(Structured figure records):
****

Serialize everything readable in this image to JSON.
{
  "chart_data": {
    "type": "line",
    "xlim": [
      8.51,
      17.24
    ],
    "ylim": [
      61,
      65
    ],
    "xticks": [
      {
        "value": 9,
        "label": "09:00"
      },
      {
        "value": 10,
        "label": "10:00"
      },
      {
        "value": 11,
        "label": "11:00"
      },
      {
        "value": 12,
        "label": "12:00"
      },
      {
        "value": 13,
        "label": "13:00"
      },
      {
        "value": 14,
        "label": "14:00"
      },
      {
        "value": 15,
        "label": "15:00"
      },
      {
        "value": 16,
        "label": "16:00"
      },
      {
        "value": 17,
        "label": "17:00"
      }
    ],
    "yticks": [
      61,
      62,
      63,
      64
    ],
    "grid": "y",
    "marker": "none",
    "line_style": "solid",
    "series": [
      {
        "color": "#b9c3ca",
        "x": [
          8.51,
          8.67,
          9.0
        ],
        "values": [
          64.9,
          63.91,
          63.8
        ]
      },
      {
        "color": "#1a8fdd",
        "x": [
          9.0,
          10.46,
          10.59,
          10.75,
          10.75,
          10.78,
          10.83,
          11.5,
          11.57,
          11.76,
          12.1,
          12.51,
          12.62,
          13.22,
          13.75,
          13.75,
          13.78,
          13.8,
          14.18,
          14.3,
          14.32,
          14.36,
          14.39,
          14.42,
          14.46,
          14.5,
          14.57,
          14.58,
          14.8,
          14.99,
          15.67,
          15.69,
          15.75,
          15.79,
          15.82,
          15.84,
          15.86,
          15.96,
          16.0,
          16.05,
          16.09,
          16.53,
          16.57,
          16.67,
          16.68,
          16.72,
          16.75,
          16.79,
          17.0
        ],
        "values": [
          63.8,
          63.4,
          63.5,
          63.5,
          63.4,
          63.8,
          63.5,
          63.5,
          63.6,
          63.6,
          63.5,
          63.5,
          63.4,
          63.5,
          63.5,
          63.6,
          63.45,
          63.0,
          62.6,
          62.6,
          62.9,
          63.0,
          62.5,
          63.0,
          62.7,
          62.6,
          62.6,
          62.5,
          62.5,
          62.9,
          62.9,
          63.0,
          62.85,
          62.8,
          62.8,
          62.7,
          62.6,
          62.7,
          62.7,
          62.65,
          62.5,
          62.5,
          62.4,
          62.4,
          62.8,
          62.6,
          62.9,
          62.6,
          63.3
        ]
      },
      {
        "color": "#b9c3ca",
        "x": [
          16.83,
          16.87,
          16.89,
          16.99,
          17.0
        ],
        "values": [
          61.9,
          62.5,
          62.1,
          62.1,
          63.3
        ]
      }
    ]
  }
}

****

(Objective):
Your task is to give the records above again, exactly.

(Reply):
Serialize everything readable in this image to JSON.
{
  "chart_data": {
    "type": "line",
    "xlim": [
      8.51,
      17.24
    ],
    "ylim": [
      61,
      65
    ],
    "xticks": [
      {
        "value": 9,
        "label": "09:00"
      },
      {
        "value": 10,
        "label": "10:00"
      },
      {
        "value": 11,
        "label": "11:00"
      },
      {
        "value": 12,
        "label": "12:00"
      },
      {
        "value": 13,
        "label": "13:00"
      },
      {
        "value": 14,
        "label": "14:00"
      },
      {
        "value": 15,
        "label": "15:00"
      },
      {
        "value": 16,
        "label": "16:00"
      },
      {
        "value": 17,
        "label": "17:00"
      }
    ],
    "yticks": [
      61,
      62,
      63,
      64
    ],
    "grid": "y",
    "marker": "none",
    "line_style": "solid",
    "series": [
      {
        "color": "#b9c3ca",
        "x": [
          8.51,
          8.67,
          9.0
        ],
        "values": [
          64.9,
          63.91,
          63.8
        ]
      },
      {
        "color": "#1a8fdd",
        "x": [
          9.0,
          10.46,
          10.59,
          10.75,
          10.75,
          10.78,
          10.83,
          11.5,
          11.57,
          11.76,
          12.1,
          12.51,
          12.62,
          13.22,
          13.75,
          13.75,
          13.78,
          13.8,
          14.18,
          14.3,
          14.32,
          14.36,
          14.39,
          14.42,
          14.46,
          14.5,
          14.57,
          14.58,
          14.8,
          14.99,
          15.67,
          15.69,
          15.75,
          15.79,
          15.82,
          15.84,
          15.86,
          15.96,
          16.0,
          16.05,
          16.09,
          16.53,
          16.57,
          16.67,
          16.68,
          16.72,
          16.75,
          16.79,
          17.0
        ],
        "values": [
          63.8,
          63.4,
          63.5,
          63.5,
          63.4,
          63.8,
          63.5,
          63.5,
          63.6,
          63.6,
          63.5,
          63.5,
          63.4,
          63.5,
          63.5,
          63.6,
          63.45,
          63.0,
          62.6,
          62.6,
          62.9,
          63.0,
          62.5,
          63.0,
          62.7,
          62.6,
          62.6,
          62.5,
          62.5,
          62.9,
          62.9,
          63.0,
          62.85,
          62.8,
          62.8,
          62.7,
          62.6,
          62.7,
          62.7,
          62.65,
          62.5,
          62.5,
          62.4,
          62.4,
          62.8,
          62.6,
          62.9,
          62.6,
          63.3
        ]
      },
      {
        "color": "#b9c3ca",
        "x": [
          16.83,
          16.87,
          16.89,
          16.99,
          17.0
        ],
        "values": [
          61.9,
          62.5,
          62.1,
          62.1,
          63.3
        ]
      }
    ]
  }
}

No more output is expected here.